Task prompt – Repeat the records exactly. Every line must match.

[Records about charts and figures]

◆ ◆ ◆ ◆

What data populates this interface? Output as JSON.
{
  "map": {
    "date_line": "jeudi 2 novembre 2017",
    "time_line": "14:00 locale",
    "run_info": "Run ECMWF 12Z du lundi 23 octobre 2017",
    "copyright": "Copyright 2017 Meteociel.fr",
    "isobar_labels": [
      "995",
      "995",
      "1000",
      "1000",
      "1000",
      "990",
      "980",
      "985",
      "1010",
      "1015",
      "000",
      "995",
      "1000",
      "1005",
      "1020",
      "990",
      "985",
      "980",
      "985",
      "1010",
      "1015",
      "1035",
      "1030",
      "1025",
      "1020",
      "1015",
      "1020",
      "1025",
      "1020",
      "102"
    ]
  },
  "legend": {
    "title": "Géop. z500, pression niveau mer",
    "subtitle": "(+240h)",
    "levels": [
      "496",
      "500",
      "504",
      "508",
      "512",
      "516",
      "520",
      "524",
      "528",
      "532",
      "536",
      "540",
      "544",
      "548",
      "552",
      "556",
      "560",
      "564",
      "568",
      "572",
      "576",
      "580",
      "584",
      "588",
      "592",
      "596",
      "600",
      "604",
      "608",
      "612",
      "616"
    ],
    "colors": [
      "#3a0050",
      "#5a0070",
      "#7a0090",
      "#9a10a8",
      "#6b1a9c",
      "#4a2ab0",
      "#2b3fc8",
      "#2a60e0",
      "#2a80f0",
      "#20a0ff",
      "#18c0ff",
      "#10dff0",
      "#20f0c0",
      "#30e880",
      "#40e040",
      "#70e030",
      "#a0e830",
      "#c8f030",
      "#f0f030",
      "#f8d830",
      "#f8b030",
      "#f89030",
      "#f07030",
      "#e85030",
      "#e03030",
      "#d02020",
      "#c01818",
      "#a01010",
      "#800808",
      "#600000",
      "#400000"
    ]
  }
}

◆ ◆ ◆ ◆

Written answer –
What data populates this interface? Output as JSON.
{
  "map": {
    "date_line": "jeudi 2 novembre 2017",
    "time_line": "14:00 locale",
    "run_info": "Run ECMWF 12Z du lundi 23 octobre 2017",
    "copyright": "Copyright 2017 Meteociel.fr",
    "isobar_labels": [
      "995",
      "995",
      "1000",
      "1000",
      "1000",
      "990",
      "980",
      "985",
      "1010",
      "1015",
      "000",
      "995",
      "1000",
      "1005",
      "1020",
      "990",
      "985",
      "980",
      "985",
      "1010",
      "1015",
      "1035",
      "1030",
      "1025",
      "1020",
      "1015",
      "1020",
      "1025",
      "1020",
      "102"
    ]
  },
  "legend": {
    "title": "Géop. z500, pression niveau mer",
    "subtitle": "(+240h)",
    "levels": [
      "496",
      "500",
      "504",
      "508",
      "512",
      "516",
      "520",
      "524",
      "528",
      "532",
      "536",
      "540",
      "544",
      "548",
      "552",
      "556",
      "560",
      "564",
      "568",
      "572",
      "576",
      "580",
      "584",
      "588",
      "592",
      "596",
      "600",
      "604",
      "608",
      "612",
      "616"
    ],
    "colors": [
      "#3a0050",
      "#5a0070",
      "#7a0090",
      "#9a10a8",
      "#6b1a9c",
      "#4a2ab0",
      "#2b3fc8",
      "#2a60e0",
      "#2a80f0",
      "#20a0ff",
      "#18c0ff",
      "#10dff0",
      "#20f0c0",
      "#30e880",
      "#40e040",
      "#70e030",
      "#a0e830",
      "#c8f030",
      "#f0f030",
      "#f8d830",
      "#f8b030",
      "#f89030",
      "#f07030",
      "#e85030",
      "#e03030",
      "#d02020",
      "#c01818",
      "#a01010",
      "#800808",
      "#600000",
      "#400000"
    ]
  }
}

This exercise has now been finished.